**Directive:** From the data that follows, copy every line holding the string "velocity".

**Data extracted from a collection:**
>> Start
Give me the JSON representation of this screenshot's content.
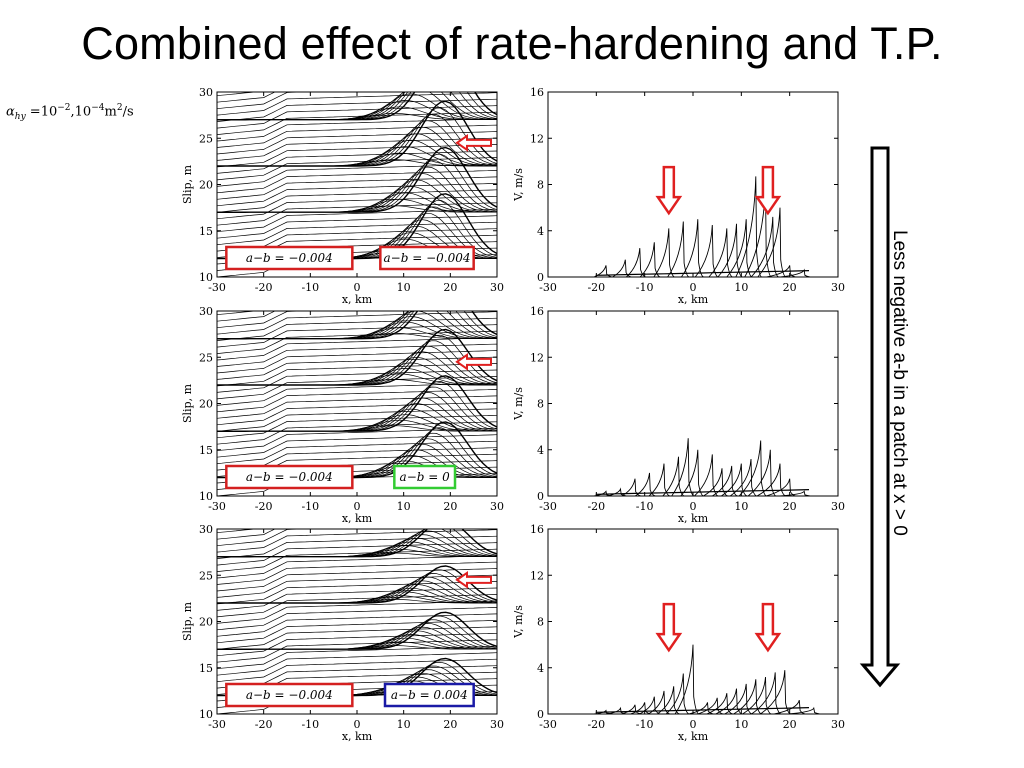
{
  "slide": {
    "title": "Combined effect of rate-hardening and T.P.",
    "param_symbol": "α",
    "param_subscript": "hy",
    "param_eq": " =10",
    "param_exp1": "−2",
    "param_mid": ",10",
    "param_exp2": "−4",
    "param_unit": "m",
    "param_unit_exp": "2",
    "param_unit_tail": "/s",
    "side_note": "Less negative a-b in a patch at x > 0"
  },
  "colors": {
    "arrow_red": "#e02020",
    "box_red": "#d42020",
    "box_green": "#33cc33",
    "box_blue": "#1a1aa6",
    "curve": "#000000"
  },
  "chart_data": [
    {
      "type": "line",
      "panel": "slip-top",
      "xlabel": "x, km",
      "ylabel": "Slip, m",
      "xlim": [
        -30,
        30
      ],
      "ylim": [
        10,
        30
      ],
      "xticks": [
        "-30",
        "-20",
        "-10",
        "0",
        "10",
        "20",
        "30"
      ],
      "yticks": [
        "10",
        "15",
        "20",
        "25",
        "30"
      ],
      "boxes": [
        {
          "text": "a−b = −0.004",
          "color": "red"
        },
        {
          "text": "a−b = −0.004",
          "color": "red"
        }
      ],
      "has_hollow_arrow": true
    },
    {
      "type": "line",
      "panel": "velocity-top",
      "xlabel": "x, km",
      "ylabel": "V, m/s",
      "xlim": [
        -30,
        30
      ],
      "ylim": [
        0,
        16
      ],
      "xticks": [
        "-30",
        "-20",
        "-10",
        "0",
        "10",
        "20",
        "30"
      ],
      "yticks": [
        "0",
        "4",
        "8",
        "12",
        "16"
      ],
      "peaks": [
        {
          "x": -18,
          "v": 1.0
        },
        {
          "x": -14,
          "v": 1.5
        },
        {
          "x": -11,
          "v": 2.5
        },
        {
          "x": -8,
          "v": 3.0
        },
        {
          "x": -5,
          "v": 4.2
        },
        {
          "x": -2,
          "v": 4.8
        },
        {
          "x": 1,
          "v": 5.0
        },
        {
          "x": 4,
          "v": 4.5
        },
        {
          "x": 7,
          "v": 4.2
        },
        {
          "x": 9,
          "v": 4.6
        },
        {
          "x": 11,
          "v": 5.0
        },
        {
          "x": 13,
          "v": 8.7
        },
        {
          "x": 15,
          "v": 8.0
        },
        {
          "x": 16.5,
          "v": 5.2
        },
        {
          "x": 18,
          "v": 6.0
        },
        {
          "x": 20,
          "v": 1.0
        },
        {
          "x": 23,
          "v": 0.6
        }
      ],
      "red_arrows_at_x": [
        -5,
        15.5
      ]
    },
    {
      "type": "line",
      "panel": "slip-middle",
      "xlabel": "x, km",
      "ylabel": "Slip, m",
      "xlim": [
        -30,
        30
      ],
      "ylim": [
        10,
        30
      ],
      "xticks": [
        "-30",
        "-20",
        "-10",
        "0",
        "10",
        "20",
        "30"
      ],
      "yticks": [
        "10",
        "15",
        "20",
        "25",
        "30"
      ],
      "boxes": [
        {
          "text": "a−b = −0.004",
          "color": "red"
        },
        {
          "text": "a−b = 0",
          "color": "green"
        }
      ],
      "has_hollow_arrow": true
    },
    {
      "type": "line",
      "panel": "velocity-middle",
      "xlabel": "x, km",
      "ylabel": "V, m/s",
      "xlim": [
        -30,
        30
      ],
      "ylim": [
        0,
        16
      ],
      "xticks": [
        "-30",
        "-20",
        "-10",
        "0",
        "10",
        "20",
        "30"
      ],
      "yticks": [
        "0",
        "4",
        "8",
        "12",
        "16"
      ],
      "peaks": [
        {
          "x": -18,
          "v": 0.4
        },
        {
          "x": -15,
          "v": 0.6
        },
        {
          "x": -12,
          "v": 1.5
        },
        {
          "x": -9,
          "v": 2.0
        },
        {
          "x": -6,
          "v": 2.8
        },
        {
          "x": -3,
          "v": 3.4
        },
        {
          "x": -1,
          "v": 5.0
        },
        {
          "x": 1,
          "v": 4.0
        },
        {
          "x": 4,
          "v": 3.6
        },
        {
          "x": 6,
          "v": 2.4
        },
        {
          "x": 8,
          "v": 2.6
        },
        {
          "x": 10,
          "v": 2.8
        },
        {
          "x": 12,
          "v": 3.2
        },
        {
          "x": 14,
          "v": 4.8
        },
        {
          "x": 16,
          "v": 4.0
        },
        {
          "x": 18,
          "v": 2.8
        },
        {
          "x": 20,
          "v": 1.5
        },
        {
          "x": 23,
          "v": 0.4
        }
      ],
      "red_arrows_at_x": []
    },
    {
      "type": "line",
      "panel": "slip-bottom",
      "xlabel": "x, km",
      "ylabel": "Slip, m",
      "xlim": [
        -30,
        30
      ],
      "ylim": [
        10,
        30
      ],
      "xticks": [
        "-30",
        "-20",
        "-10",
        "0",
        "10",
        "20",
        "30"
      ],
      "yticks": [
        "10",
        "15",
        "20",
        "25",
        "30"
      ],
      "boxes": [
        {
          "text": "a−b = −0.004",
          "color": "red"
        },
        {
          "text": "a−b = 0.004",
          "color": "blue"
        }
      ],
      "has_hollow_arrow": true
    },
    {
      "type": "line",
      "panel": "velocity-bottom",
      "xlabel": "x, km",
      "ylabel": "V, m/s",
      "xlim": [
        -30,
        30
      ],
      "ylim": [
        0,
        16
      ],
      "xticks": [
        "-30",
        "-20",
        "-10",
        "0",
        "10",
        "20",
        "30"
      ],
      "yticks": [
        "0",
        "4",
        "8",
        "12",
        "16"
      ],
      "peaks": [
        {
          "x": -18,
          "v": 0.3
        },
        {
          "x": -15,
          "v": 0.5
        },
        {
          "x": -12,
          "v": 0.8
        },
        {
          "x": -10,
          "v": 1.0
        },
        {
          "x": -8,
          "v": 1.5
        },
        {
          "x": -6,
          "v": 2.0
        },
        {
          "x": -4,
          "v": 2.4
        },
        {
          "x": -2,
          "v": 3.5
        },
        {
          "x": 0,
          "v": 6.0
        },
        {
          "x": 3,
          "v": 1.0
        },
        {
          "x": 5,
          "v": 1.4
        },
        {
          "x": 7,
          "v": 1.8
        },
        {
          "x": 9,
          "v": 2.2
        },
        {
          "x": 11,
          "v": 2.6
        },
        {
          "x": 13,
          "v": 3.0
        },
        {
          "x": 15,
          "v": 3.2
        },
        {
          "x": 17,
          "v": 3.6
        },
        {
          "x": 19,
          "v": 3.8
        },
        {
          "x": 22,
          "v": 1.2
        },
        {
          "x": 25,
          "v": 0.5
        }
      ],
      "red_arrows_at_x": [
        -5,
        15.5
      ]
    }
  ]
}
>> End
>> Start
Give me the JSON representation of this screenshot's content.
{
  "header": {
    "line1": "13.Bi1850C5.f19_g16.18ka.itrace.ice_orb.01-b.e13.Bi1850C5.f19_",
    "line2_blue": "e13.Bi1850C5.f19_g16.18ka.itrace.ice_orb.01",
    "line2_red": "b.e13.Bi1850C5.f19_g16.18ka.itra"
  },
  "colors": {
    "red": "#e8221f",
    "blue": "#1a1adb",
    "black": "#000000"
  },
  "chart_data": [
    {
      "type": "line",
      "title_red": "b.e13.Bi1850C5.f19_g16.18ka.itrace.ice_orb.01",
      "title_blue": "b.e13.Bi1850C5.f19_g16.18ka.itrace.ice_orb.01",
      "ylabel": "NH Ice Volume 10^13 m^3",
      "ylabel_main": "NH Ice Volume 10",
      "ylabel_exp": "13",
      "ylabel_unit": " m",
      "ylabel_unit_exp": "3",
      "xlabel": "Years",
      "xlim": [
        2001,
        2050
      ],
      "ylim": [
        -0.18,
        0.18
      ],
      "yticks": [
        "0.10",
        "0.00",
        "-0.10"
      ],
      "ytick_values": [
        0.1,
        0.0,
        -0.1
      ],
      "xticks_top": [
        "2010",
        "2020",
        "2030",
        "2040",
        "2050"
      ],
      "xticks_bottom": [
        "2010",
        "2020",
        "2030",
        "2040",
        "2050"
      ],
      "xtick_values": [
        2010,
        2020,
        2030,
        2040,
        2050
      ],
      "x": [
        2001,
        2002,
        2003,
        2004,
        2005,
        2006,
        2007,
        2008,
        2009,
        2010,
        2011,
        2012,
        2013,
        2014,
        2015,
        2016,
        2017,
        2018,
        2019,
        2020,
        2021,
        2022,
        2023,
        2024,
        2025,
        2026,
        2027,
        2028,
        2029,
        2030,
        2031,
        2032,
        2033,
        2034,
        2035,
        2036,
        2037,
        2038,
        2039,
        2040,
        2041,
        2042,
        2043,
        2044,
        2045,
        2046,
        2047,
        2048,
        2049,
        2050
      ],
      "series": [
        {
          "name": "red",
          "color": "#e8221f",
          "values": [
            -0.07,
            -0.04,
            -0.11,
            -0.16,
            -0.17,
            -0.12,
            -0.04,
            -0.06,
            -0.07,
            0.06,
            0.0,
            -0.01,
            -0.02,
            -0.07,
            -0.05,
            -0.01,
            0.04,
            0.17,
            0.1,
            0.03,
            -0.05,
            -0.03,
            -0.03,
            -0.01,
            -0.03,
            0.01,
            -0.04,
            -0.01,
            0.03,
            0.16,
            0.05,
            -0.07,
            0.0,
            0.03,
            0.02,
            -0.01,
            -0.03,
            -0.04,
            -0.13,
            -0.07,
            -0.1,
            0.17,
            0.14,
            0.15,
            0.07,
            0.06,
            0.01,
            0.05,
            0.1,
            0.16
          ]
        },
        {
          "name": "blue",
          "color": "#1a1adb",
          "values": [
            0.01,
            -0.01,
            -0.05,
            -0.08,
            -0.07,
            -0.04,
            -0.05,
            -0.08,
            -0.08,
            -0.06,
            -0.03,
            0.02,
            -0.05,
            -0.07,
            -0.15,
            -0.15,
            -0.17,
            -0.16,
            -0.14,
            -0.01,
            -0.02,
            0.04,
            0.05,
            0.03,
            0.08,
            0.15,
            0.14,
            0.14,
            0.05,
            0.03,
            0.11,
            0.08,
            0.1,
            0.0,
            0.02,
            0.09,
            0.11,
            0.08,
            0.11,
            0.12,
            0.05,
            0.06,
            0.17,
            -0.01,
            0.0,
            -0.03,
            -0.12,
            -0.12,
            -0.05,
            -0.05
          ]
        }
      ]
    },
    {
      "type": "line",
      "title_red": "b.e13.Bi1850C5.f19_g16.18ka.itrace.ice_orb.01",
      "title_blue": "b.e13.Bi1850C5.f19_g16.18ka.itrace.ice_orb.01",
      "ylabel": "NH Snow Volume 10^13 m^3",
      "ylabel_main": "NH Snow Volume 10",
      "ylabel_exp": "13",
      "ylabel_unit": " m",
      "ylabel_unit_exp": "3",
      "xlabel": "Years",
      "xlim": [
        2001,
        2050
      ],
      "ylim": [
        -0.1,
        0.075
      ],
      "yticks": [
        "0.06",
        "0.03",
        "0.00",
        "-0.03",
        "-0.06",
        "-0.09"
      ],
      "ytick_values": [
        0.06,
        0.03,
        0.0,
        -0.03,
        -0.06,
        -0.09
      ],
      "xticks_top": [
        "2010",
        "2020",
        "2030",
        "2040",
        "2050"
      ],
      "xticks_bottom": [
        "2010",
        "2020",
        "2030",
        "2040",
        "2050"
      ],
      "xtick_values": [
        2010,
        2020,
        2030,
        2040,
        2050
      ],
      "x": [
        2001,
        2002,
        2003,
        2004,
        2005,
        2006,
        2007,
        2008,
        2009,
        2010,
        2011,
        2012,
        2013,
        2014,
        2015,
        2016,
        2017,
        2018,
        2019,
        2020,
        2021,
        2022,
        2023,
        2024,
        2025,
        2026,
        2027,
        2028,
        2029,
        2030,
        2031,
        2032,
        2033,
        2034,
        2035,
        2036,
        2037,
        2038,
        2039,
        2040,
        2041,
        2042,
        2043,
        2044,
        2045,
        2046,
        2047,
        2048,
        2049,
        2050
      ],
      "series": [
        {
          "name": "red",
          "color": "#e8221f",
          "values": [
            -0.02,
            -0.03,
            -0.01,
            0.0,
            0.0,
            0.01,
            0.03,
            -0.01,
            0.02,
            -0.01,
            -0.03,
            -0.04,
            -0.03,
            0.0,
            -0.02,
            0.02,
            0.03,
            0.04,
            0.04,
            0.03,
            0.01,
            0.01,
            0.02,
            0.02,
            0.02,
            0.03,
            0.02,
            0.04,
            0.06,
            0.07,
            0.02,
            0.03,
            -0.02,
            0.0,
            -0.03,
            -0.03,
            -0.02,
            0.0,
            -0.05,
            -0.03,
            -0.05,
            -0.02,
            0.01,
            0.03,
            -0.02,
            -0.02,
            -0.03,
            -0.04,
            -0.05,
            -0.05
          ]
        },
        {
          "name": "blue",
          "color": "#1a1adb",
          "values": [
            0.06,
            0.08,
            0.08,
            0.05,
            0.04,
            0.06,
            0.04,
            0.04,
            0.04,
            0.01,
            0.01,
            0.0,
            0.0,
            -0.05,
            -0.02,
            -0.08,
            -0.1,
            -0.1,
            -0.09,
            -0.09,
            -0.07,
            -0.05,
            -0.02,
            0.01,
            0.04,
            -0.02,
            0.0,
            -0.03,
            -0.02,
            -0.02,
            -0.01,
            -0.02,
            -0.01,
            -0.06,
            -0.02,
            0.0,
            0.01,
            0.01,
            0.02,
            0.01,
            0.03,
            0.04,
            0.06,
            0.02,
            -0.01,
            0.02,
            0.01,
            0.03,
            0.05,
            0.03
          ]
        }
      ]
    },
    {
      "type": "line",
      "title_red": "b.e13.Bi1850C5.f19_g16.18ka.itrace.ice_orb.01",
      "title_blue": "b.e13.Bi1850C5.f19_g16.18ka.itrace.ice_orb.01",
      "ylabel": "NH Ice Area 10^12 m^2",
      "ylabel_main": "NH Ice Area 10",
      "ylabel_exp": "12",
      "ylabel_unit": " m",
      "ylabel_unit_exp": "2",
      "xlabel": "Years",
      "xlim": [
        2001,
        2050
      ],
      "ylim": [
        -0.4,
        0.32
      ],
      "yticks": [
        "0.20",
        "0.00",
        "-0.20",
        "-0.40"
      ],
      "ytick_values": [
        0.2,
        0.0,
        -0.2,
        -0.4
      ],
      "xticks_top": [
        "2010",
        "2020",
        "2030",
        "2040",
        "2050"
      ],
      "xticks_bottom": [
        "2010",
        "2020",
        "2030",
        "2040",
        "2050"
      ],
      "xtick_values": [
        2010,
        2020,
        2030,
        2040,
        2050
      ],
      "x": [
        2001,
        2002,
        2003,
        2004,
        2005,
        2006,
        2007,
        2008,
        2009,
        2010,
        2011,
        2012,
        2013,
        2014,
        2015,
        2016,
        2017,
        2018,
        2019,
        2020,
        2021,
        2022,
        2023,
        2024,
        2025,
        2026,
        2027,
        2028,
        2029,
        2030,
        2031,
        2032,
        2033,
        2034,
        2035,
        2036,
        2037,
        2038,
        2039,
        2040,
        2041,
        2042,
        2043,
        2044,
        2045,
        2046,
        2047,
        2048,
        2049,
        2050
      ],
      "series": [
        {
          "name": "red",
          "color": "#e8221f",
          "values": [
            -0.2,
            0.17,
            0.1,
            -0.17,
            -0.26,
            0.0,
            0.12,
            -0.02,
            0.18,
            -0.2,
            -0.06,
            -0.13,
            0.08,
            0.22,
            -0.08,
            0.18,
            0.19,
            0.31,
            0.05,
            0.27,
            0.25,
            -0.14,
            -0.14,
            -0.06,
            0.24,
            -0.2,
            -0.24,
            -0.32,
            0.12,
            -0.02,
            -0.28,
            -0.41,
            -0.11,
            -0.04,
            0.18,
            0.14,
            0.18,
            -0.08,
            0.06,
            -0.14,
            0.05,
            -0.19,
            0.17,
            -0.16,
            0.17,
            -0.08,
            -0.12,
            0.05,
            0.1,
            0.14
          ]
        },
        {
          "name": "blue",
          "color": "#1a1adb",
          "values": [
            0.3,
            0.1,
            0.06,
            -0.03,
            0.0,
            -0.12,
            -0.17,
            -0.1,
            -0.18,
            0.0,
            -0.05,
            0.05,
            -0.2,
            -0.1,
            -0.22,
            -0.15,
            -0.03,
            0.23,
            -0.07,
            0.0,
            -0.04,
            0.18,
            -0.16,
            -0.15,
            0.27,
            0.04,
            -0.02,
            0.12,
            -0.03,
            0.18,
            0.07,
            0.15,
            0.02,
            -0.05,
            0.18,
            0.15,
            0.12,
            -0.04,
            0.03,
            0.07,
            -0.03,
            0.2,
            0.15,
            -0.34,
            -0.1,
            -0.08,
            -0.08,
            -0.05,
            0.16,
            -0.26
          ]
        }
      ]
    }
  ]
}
>> End
**Correct answer:**
      "panel": "velocity-top",
      "panel": "velocity-middle",
      "panel": "velocity-bottom",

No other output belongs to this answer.